Work to do
Exactly as written, please set down all of the entries again, with no pictures.

### Task input ###

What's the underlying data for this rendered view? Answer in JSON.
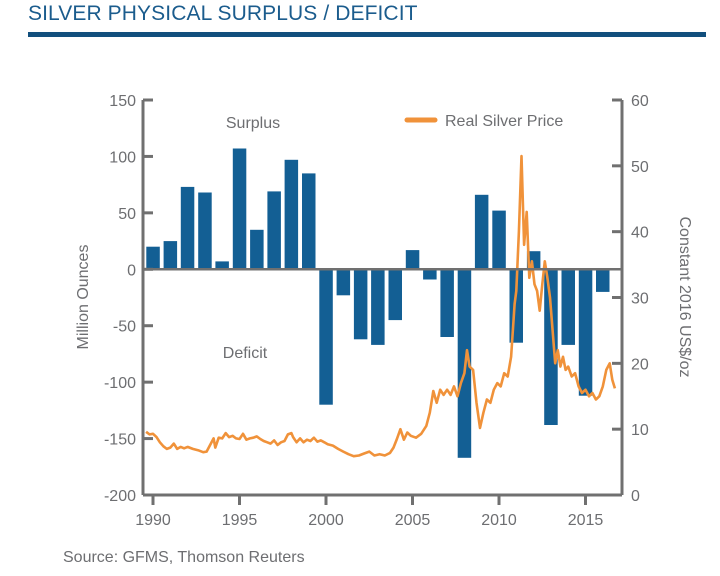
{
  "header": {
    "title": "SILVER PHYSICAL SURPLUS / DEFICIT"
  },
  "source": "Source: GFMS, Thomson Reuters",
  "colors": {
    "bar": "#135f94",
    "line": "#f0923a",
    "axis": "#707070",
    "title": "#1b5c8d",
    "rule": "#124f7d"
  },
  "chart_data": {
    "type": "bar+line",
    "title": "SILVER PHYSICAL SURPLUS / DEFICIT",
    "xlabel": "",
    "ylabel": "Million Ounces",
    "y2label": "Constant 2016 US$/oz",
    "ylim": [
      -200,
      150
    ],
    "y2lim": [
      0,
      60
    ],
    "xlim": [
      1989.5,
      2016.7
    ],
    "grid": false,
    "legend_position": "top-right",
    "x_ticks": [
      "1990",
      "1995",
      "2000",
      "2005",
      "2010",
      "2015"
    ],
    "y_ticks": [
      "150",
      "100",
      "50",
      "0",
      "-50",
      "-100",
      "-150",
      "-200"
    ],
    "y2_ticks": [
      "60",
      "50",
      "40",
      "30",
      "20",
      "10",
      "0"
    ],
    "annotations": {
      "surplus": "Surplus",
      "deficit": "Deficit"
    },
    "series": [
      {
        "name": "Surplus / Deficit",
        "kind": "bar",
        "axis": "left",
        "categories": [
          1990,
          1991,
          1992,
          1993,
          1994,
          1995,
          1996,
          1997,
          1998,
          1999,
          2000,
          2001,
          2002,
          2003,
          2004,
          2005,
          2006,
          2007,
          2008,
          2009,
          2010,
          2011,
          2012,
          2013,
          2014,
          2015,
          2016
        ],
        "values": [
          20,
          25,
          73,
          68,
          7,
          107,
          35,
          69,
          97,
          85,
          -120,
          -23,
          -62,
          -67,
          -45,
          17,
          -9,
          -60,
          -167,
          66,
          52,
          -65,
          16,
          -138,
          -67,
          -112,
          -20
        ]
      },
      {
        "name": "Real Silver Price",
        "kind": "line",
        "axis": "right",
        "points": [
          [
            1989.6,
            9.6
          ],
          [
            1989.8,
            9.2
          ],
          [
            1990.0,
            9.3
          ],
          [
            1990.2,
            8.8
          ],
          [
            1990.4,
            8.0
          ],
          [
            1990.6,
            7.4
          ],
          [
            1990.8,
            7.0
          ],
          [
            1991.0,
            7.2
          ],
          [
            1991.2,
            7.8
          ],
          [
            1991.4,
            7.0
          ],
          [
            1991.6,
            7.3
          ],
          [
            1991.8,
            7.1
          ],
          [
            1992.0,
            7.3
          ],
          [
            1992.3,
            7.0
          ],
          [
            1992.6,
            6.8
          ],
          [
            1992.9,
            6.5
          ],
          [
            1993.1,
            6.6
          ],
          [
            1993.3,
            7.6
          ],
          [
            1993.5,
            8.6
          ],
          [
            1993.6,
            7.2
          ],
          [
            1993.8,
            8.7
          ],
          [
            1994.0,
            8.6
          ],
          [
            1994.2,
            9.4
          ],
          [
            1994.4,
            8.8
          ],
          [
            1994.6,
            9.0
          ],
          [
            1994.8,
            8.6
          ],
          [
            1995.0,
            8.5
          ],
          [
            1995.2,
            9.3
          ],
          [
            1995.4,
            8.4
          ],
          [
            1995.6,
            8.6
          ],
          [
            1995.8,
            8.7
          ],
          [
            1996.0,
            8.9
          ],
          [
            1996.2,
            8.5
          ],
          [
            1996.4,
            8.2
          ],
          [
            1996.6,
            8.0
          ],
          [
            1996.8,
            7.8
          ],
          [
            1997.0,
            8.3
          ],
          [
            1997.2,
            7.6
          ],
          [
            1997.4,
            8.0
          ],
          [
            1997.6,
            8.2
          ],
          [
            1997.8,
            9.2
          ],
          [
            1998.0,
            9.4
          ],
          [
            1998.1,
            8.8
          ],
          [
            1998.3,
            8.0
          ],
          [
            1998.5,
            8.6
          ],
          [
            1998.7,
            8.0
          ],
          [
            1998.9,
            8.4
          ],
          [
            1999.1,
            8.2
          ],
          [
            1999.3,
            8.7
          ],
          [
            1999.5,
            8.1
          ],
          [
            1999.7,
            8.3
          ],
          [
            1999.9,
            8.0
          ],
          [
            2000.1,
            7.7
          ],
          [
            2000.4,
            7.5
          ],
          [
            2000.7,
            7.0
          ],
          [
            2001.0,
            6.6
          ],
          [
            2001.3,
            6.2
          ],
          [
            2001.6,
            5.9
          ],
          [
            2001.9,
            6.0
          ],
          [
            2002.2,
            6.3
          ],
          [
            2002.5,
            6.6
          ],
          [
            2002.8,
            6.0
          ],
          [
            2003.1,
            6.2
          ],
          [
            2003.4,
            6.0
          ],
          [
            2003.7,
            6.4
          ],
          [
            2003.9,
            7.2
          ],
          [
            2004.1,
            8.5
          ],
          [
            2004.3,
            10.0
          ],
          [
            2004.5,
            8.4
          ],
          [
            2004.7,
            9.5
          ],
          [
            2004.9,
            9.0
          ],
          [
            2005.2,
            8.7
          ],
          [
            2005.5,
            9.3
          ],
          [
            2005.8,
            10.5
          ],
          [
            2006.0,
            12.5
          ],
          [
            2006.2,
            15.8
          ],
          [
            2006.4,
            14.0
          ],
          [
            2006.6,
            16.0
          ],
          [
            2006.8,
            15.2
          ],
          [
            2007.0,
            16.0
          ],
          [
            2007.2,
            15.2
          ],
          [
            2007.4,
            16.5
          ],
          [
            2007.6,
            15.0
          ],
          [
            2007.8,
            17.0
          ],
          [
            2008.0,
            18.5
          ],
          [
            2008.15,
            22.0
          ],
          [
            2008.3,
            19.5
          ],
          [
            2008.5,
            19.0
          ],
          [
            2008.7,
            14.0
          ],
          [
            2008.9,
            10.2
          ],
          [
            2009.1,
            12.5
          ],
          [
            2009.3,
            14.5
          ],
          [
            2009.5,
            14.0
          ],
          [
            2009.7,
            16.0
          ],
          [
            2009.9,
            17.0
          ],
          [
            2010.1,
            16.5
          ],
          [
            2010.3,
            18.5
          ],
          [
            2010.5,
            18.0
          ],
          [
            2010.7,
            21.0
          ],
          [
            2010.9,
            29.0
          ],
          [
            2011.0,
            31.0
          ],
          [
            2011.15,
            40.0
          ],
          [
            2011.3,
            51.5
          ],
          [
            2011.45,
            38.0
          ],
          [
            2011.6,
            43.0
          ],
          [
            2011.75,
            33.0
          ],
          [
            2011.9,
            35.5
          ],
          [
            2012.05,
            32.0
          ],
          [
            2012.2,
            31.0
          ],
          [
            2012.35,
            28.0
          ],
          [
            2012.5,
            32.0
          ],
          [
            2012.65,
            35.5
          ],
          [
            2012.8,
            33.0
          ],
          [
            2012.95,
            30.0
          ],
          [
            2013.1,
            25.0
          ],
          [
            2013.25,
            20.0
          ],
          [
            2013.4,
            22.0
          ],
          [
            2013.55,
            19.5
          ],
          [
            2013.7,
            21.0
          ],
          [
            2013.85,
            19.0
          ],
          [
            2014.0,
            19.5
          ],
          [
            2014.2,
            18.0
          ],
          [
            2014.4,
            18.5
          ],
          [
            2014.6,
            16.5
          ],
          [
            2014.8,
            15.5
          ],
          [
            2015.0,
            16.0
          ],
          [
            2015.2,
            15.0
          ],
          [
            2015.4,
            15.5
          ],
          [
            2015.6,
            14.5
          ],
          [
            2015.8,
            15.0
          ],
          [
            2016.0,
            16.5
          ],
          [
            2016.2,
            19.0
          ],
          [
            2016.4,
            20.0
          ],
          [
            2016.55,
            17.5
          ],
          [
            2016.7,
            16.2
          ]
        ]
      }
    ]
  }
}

###

The completed task
What's the underlying data for this rendered view? Answer in JSON.
{
  "header": {
    "title": "SILVER PHYSICAL SURPLUS / DEFICIT"
  },
  "source": "Source: GFMS, Thomson Reuters",
  "colors": {
    "bar": "#135f94",
    "line": "#f0923a",
    "axis": "#707070",
    "title": "#1b5c8d",
    "rule": "#124f7d"
  },
  "chart_data": {
    "type": "bar+line",
    "title": "SILVER PHYSICAL SURPLUS / DEFICIT",
    "xlabel": "",
    "ylabel": "Million Ounces",
    "y2label": "Constant 2016 US$/oz",
    "ylim": [
      -200,
      150
    ],
    "y2lim": [
      0,
      60
    ],
    "xlim": [
      1989.5,
      2016.7
    ],
    "grid": false,
    "legend_position": "top-right",
    "x_ticks": [
      "1990",
      "1995",
      "2000",
      "2005",
      "2010",
      "2015"
    ],
    "y_ticks": [
      "150",
      "100",
      "50",
      "0",
      "-50",
      "-100",
      "-150",
      "-200"
    ],
    "y2_ticks": [
      "60",
      "50",
      "40",
      "30",
      "20",
      "10",
      "0"
    ],
    "annotations": {
      "surplus": "Surplus",
      "deficit": "Deficit"
    },
    "series": [
      {
        "name": "Surplus / Deficit",
        "kind": "bar",
        "axis": "left",
        "categories": [
          1990,
          1991,
          1992,
          1993,
          1994,
          1995,
          1996,
          1997,
          1998,
          1999,
          2000,
          2001,
          2002,
          2003,
          2004,
          2005,
          2006,
          2007,
          2008,
          2009,
          2010,
          2011,
          2012,
          2013,
          2014,
          2015,
          2016
        ],
        "values": [
          20,
          25,
          73,
          68,
          7,
          107,
          35,
          69,
          97,
          85,
          -120,
          -23,
          -62,
          -67,
          -45,
          17,
          -9,
          -60,
          -167,
          66,
          52,
          -65,
          16,
          -138,
          -67,
          -112,
          -20
        ]
      },
      {
        "name": "Real Silver Price",
        "kind": "line",
        "axis": "right",
        "points": [
          [
            1989.6,
            9.6
          ],
          [
            1989.8,
            9.2
          ],
          [
            1990.0,
            9.3
          ],
          [
            1990.2,
            8.8
          ],
          [
            1990.4,
            8.0
          ],
          [
            1990.6,
            7.4
          ],
          [
            1990.8,
            7.0
          ],
          [
            1991.0,
            7.2
          ],
          [
            1991.2,
            7.8
          ],
          [
            1991.4,
            7.0
          ],
          [
            1991.6,
            7.3
          ],
          [
            1991.8,
            7.1
          ],
          [
            1992.0,
            7.3
          ],
          [
            1992.3,
            7.0
          ],
          [
            1992.6,
            6.8
          ],
          [
            1992.9,
            6.5
          ],
          [
            1993.1,
            6.6
          ],
          [
            1993.3,
            7.6
          ],
          [
            1993.5,
            8.6
          ],
          [
            1993.6,
            7.2
          ],
          [
            1993.8,
            8.7
          ],
          [
            1994.0,
            8.6
          ],
          [
            1994.2,
            9.4
          ],
          [
            1994.4,
            8.8
          ],
          [
            1994.6,
            9.0
          ],
          [
            1994.8,
            8.6
          ],
          [
            1995.0,
            8.5
          ],
          [
            1995.2,
            9.3
          ],
          [
            1995.4,
            8.4
          ],
          [
            1995.6,
            8.6
          ],
          [
            1995.8,
            8.7
          ],
          [
            1996.0,
            8.9
          ],
          [
            1996.2,
            8.5
          ],
          [
            1996.4,
            8.2
          ],
          [
            1996.6,
            8.0
          ],
          [
            1996.8,
            7.8
          ],
          [
            1997.0,
            8.3
          ],
          [
            1997.2,
            7.6
          ],
          [
            1997.4,
            8.0
          ],
          [
            1997.6,
            8.2
          ],
          [
            1997.8,
            9.2
          ],
          [
            1998.0,
            9.4
          ],
          [
            1998.1,
            8.8
          ],
          [
            1998.3,
            8.0
          ],
          [
            1998.5,
            8.6
          ],
          [
            1998.7,
            8.0
          ],
          [
            1998.9,
            8.4
          ],
          [
            1999.1,
            8.2
          ],
          [
            1999.3,
            8.7
          ],
          [
            1999.5,
            8.1
          ],
          [
            1999.7,
            8.3
          ],
          [
            1999.9,
            8.0
          ],
          [
            2000.1,
            7.7
          ],
          [
            2000.4,
            7.5
          ],
          [
            2000.7,
            7.0
          ],
          [
            2001.0,
            6.6
          ],
          [
            2001.3,
            6.2
          ],
          [
            2001.6,
            5.9
          ],
          [
            2001.9,
            6.0
          ],
          [
            2002.2,
            6.3
          ],
          [
            2002.5,
            6.6
          ],
          [
            2002.8,
            6.0
          ],
          [
            2003.1,
            6.2
          ],
          [
            2003.4,
            6.0
          ],
          [
            2003.7,
            6.4
          ],
          [
            2003.9,
            7.2
          ],
          [
            2004.1,
            8.5
          ],
          [
            2004.3,
            10.0
          ],
          [
            2004.5,
            8.4
          ],
          [
            2004.7,
            9.5
          ],
          [
            2004.9,
            9.0
          ],
          [
            2005.2,
            8.7
          ],
          [
            2005.5,
            9.3
          ],
          [
            2005.8,
            10.5
          ],
          [
            2006.0,
            12.5
          ],
          [
            2006.2,
            15.8
          ],
          [
            2006.4,
            14.0
          ],
          [
            2006.6,
            16.0
          ],
          [
            2006.8,
            15.2
          ],
          [
            2007.0,
            16.0
          ],
          [
            2007.2,
            15.2
          ],
          [
            2007.4,
            16.5
          ],
          [
            2007.6,
            15.0
          ],
          [
            2007.8,
            17.0
          ],
          [
            2008.0,
            18.5
          ],
          [
            2008.15,
            22.0
          ],
          [
            2008.3,
            19.5
          ],
          [
            2008.5,
            19.0
          ],
          [
            2008.7,
            14.0
          ],
          [
            2008.9,
            10.2
          ],
          [
            2009.1,
            12.5
          ],
          [
            2009.3,
            14.5
          ],
          [
            2009.5,
            14.0
          ],
          [
            2009.7,
            16.0
          ],
          [
            2009.9,
            17.0
          ],
          [
            2010.1,
            16.5
          ],
          [
            2010.3,
            18.5
          ],
          [
            2010.5,
            18.0
          ],
          [
            2010.7,
            21.0
          ],
          [
            2010.9,
            29.0
          ],
          [
            2011.0,
            31.0
          ],
          [
            2011.15,
            40.0
          ],
          [
            2011.3,
            51.5
          ],
          [
            2011.45,
            38.0
          ],
          [
            2011.6,
            43.0
          ],
          [
            2011.75,
            33.0
          ],
          [
            2011.9,
            35.5
          ],
          [
            2012.05,
            32.0
          ],
          [
            2012.2,
            31.0
          ],
          [
            2012.35,
            28.0
          ],
          [
            2012.5,
            32.0
          ],
          [
            2012.65,
            35.5
          ],
          [
            2012.8,
            33.0
          ],
          [
            2012.95,
            30.0
          ],
          [
            2013.1,
            25.0
          ],
          [
            2013.25,
            20.0
          ],
          [
            2013.4,
            22.0
          ],
          [
            2013.55,
            19.5
          ],
          [
            2013.7,
            21.0
          ],
          [
            2013.85,
            19.0
          ],
          [
            2014.0,
            19.5
          ],
          [
            2014.2,
            18.0
          ],
          [
            2014.4,
            18.5
          ],
          [
            2014.6,
            16.5
          ],
          [
            2014.8,
            15.5
          ],
          [
            2015.0,
            16.0
          ],
          [
            2015.2,
            15.0
          ],
          [
            2015.4,
            15.5
          ],
          [
            2015.6,
            14.5
          ],
          [
            2015.8,
            15.0
          ],
          [
            2016.0,
            16.5
          ],
          [
            2016.2,
            19.0
          ],
          [
            2016.4,
            20.0
          ],
          [
            2016.55,
            17.5
          ],
          [
            2016.7,
            16.2
          ]
        ]
      }
    ]
  }
}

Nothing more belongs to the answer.